- _Given task_:
Each record that follows should be repeated exactly, minus any images.

* * * * * * *

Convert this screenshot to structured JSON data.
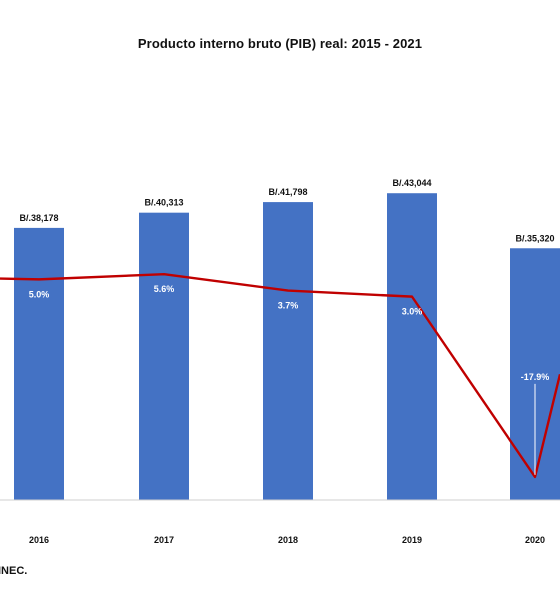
{
  "chart_data": {
    "type": "bar",
    "title": "Producto interno bruto (PIB) real: 2015 - 2021",
    "categories": [
      "2016",
      "2017",
      "2018",
      "2019",
      "2020"
    ],
    "series": [
      {
        "type": "bar",
        "values": [
          38178,
          40313,
          41798,
          43044,
          35320
        ],
        "data_labels": [
          "B/.38,178",
          "B/.40,313",
          "B/.41,798",
          "B/.43,044",
          "B/.35,320"
        ],
        "color": "#4472C4"
      },
      {
        "type": "line",
        "values": [
          5.0,
          5.6,
          3.7,
          3.0,
          -17.9
        ],
        "data_labels": [
          "5.0%",
          "5.6%",
          "3.7%",
          "3.0%",
          "-17.9%"
        ],
        "color": "#C00000"
      }
    ],
    "ylim_bar": [
      0,
      55000
    ],
    "ylim_line": [
      -20,
      20
    ],
    "xlabel": "",
    "ylabel": "",
    "grid": false,
    "legend": "none"
  },
  "footer": {
    "source": "INEC."
  }
}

* * * * * * *

- _Solution_:
Convert this screenshot to structured JSON data.
{
  "chart_data": {
    "type": "bar",
    "title": "Producto interno bruto (PIB) real: 2015 - 2021",
    "categories": [
      "2016",
      "2017",
      "2018",
      "2019",
      "2020"
    ],
    "series": [
      {
        "type": "bar",
        "values": [
          38178,
          40313,
          41798,
          43044,
          35320
        ],
        "data_labels": [
          "B/.38,178",
          "B/.40,313",
          "B/.41,798",
          "B/.43,044",
          "B/.35,320"
        ],
        "color": "#4472C4"
      },
      {
        "type": "line",
        "values": [
          5.0,
          5.6,
          3.7,
          3.0,
          -17.9
        ],
        "data_labels": [
          "5.0%",
          "5.6%",
          "3.7%",
          "3.0%",
          "-17.9%"
        ],
        "color": "#C00000"
      }
    ],
    "ylim_bar": [
      0,
      55000
    ],
    "ylim_line": [
      -20,
      20
    ],
    "xlabel": "",
    "ylabel": "",
    "grid": false,
    "legend": "none"
  },
  "footer": {
    "source": "INEC."
  }
}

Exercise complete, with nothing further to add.